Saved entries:

* * *

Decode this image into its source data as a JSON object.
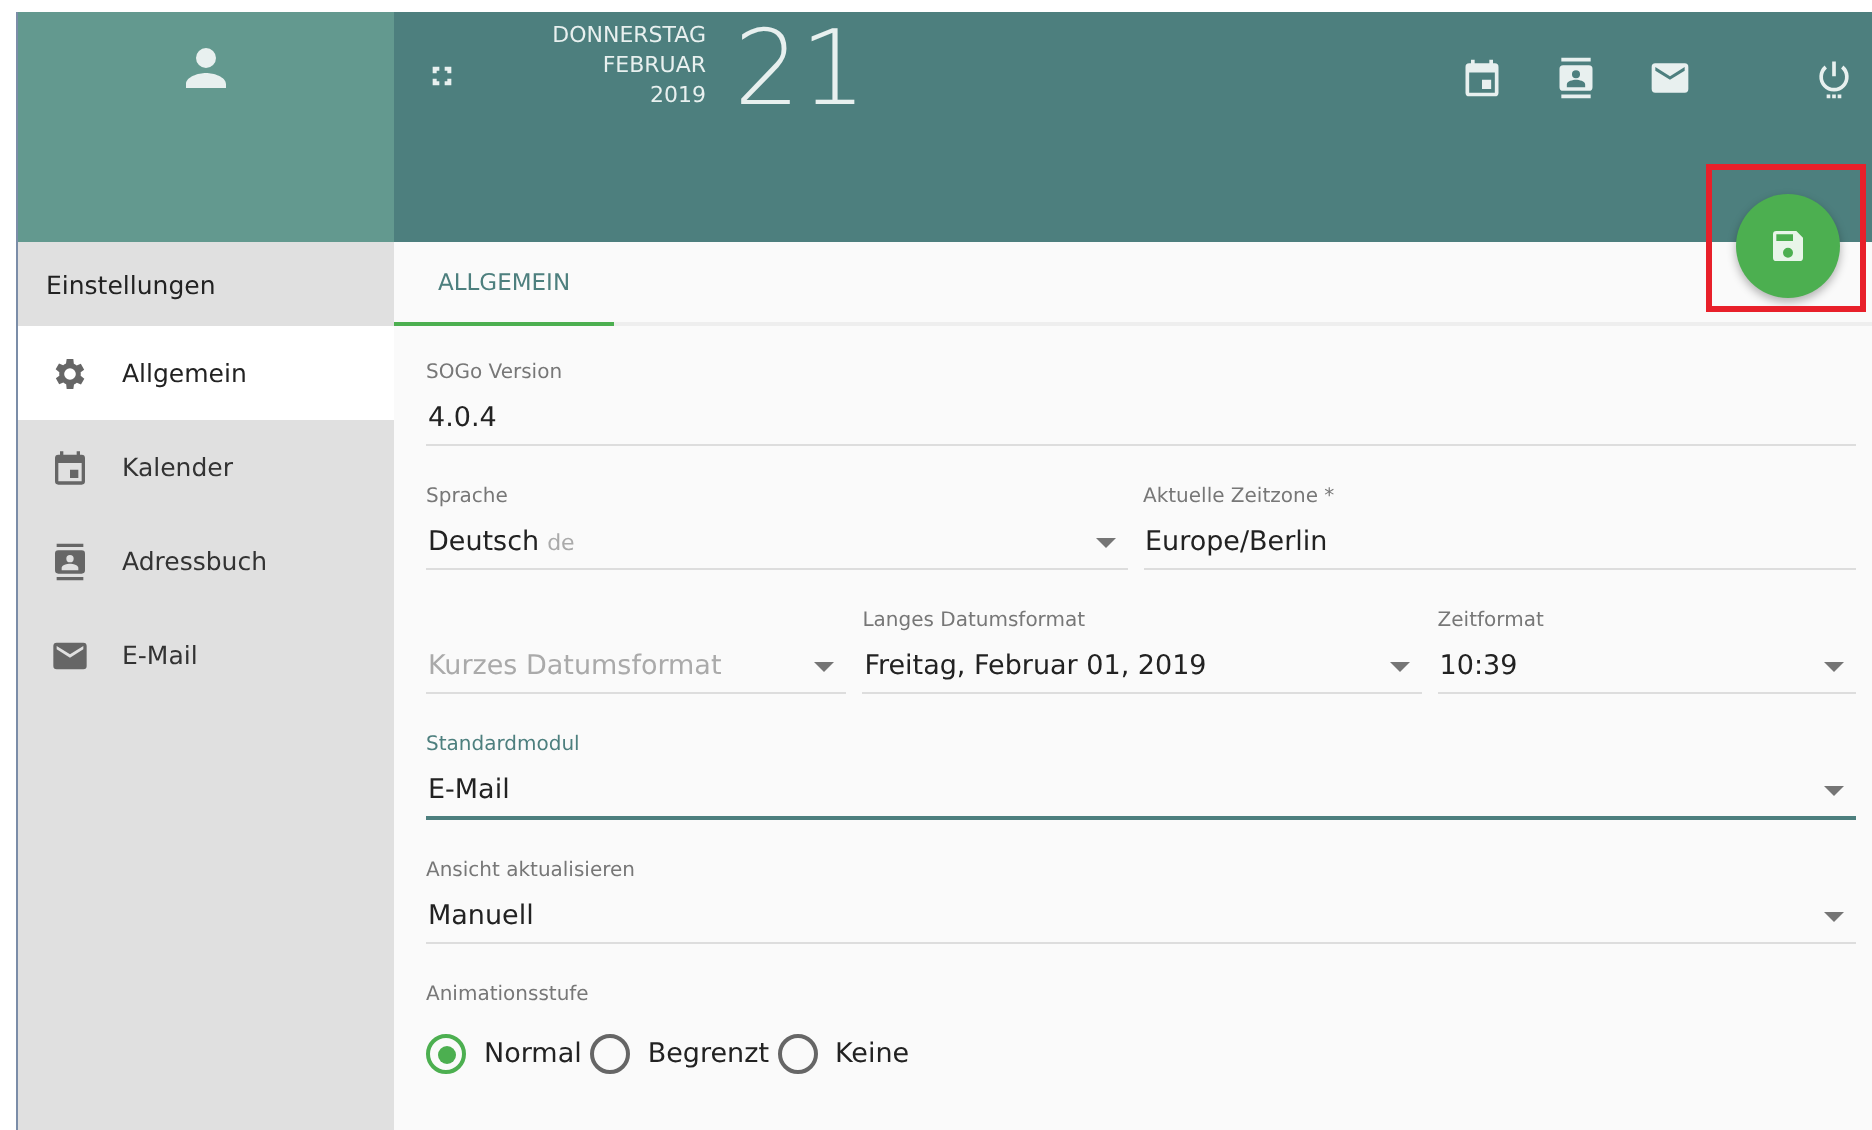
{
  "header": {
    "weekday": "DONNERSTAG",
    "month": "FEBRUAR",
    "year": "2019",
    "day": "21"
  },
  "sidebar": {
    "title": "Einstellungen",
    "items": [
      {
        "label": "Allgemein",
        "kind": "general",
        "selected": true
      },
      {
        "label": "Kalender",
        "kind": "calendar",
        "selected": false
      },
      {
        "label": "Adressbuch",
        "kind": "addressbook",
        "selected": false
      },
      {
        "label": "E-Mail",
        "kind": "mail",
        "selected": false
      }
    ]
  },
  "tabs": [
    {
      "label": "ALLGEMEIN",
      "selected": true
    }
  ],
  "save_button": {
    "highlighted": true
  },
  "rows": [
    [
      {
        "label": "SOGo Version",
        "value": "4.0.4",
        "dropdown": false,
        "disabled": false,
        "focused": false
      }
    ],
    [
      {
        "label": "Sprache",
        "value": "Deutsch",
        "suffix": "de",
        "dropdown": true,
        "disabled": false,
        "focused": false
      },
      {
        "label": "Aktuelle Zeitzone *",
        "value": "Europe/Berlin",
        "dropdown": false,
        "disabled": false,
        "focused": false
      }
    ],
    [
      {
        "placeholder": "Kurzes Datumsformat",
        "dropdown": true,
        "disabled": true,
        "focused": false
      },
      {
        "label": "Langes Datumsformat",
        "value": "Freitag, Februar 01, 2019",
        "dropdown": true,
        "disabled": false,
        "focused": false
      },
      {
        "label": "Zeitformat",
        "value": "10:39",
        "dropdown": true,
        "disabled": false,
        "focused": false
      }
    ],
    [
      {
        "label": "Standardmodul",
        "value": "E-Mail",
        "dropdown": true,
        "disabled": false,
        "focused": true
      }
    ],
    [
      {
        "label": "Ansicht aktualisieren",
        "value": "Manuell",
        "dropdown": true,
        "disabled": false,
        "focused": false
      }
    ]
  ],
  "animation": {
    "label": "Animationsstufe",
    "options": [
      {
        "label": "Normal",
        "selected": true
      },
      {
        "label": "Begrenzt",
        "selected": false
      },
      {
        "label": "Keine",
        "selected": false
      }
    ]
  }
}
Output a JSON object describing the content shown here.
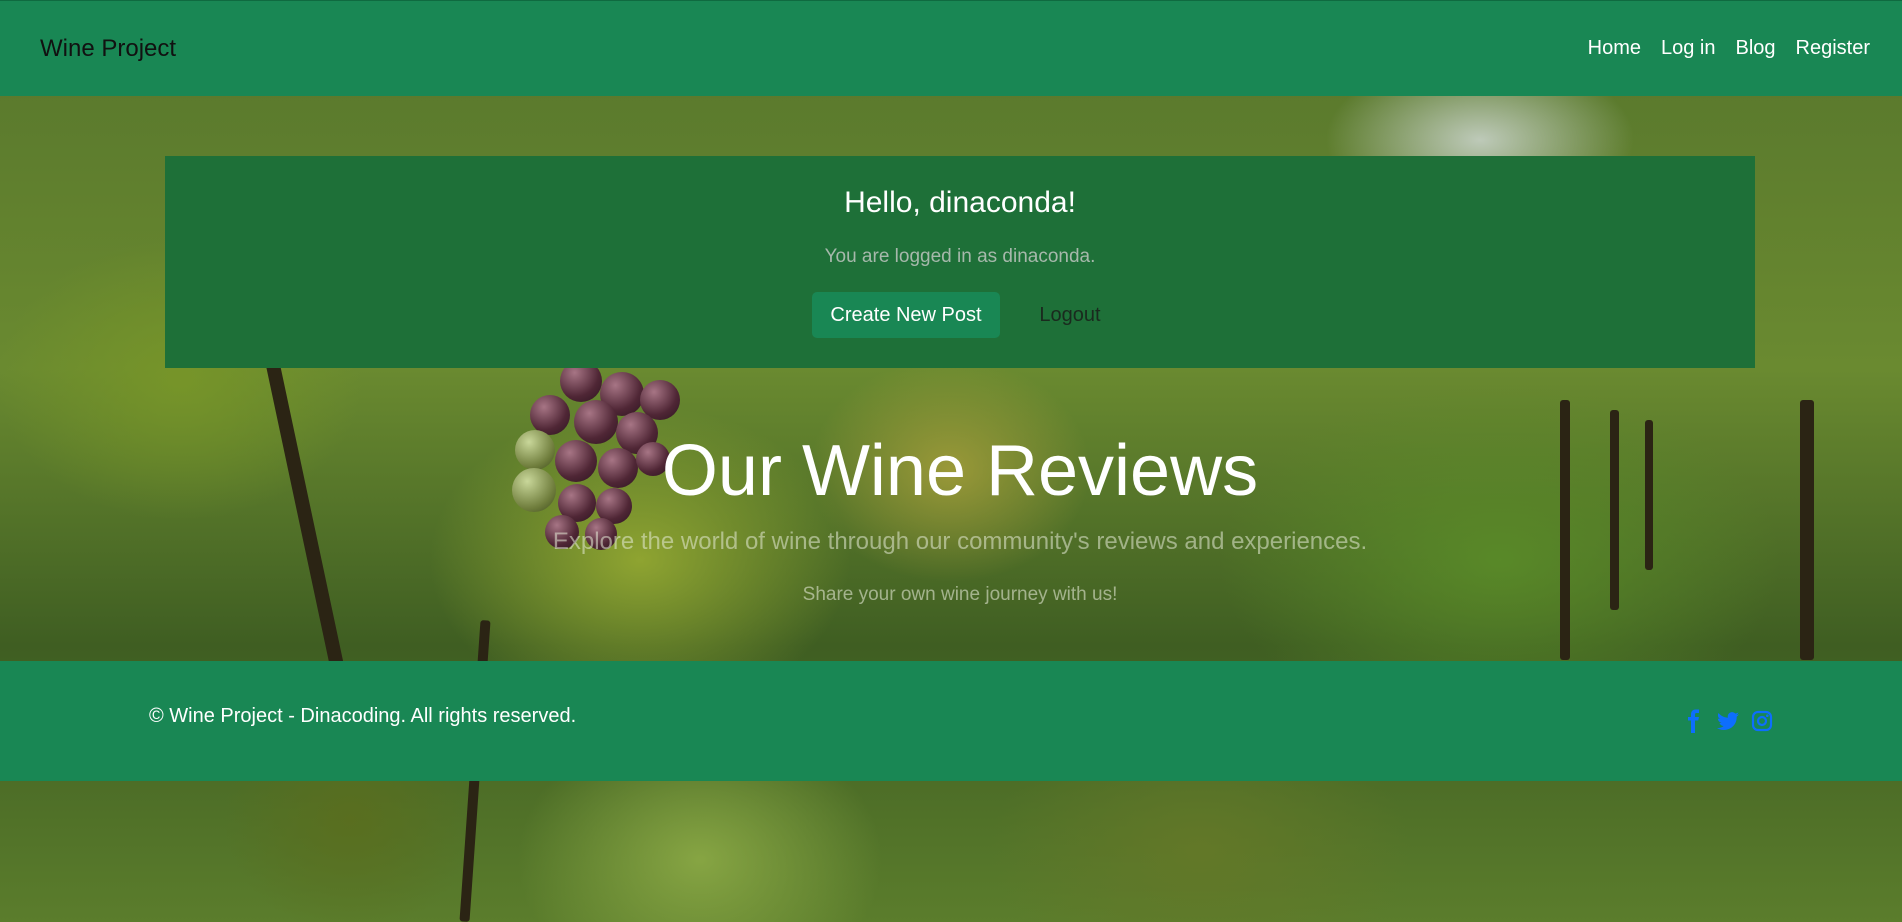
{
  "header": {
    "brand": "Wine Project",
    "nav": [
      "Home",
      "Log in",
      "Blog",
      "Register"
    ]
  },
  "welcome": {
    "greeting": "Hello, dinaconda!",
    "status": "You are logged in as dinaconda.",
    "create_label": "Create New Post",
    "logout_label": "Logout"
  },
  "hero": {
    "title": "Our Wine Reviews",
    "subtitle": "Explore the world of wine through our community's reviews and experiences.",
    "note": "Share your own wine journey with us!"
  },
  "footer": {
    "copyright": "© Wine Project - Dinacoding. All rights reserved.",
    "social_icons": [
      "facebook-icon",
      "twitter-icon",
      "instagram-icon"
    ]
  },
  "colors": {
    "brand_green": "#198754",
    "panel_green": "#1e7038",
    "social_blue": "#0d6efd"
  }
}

* * *

▸ Prompt
Show every line where the string "object" appears.

▸ Answer for the task
Decode this image into its source data as a JSON object.
Output a JSON object describing the content shown here.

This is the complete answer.